# start of TASK INPUTS

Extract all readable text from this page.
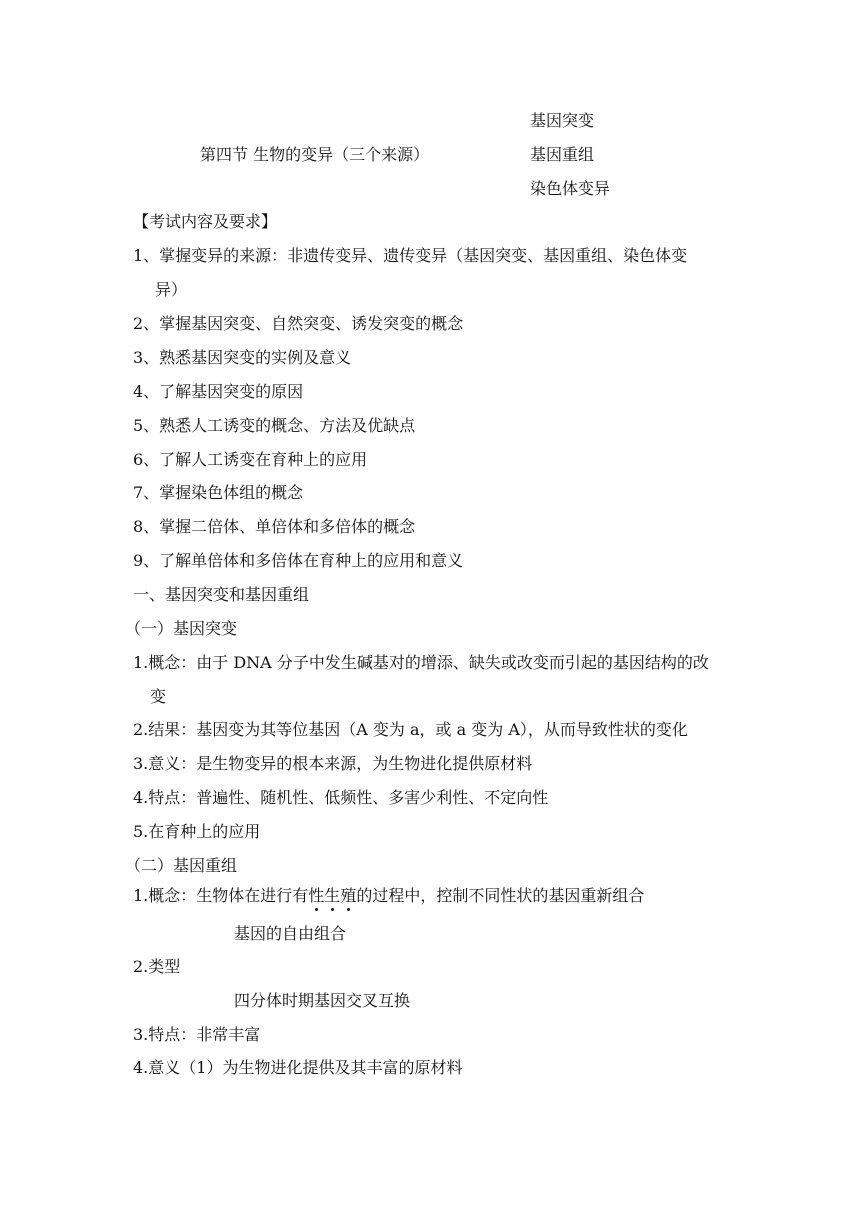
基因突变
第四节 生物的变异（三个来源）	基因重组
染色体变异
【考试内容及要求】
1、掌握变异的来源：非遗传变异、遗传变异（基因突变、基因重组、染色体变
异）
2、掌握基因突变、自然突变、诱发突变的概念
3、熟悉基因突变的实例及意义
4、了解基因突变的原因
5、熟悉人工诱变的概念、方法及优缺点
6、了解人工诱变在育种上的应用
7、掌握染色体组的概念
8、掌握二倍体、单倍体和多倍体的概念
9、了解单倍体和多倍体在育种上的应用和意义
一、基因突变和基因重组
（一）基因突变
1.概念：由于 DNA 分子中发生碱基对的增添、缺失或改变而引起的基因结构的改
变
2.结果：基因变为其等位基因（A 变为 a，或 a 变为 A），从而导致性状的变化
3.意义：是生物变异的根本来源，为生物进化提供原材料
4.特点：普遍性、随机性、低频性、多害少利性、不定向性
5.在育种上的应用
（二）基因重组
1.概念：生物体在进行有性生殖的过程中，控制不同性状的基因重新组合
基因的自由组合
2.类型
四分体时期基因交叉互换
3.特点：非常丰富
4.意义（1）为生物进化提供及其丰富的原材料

# end of TASK INPUTS

* [SHORT PROBLEM] Return each line of the data, keeping its wording exact and omitting pictures.

* [SOLUTION TO THIS PROBLEM]
Extract all readable text from this page.
基因突变
第四节 生物的变异（三个来源）	基因重组
染色体变异
【考试内容及要求】
1、掌握变异的来源：非遗传变异、遗传变异（基因突变、基因重组、染色体变
异）
2、掌握基因突变、自然突变、诱发突变的概念
3、熟悉基因突变的实例及意义
4、了解基因突变的原因
5、熟悉人工诱变的概念、方法及优缺点
6、了解人工诱变在育种上的应用
7、掌握染色体组的概念
8、掌握二倍体、单倍体和多倍体的概念
9、了解单倍体和多倍体在育种上的应用和意义
一、基因突变和基因重组
（一）基因突变
1.概念：由于 DNA 分子中发生碱基对的增添、缺失或改变而引起的基因结构的改
变
2.结果：基因变为其等位基因（A 变为 a，或 a 变为 A），从而导致性状的变化
3.意义：是生物变异的根本来源，为生物进化提供原材料
4.特点：普遍性、随机性、低频性、多害少利性、不定向性
5.在育种上的应用
（二）基因重组
1.概念：生物体在进行有性生殖的过程中，控制不同性状的基因重新组合
基因的自由组合
2.类型
四分体时期基因交叉互换
3.特点：非常丰富
4.意义（1）为生物进化提供及其丰富的原材料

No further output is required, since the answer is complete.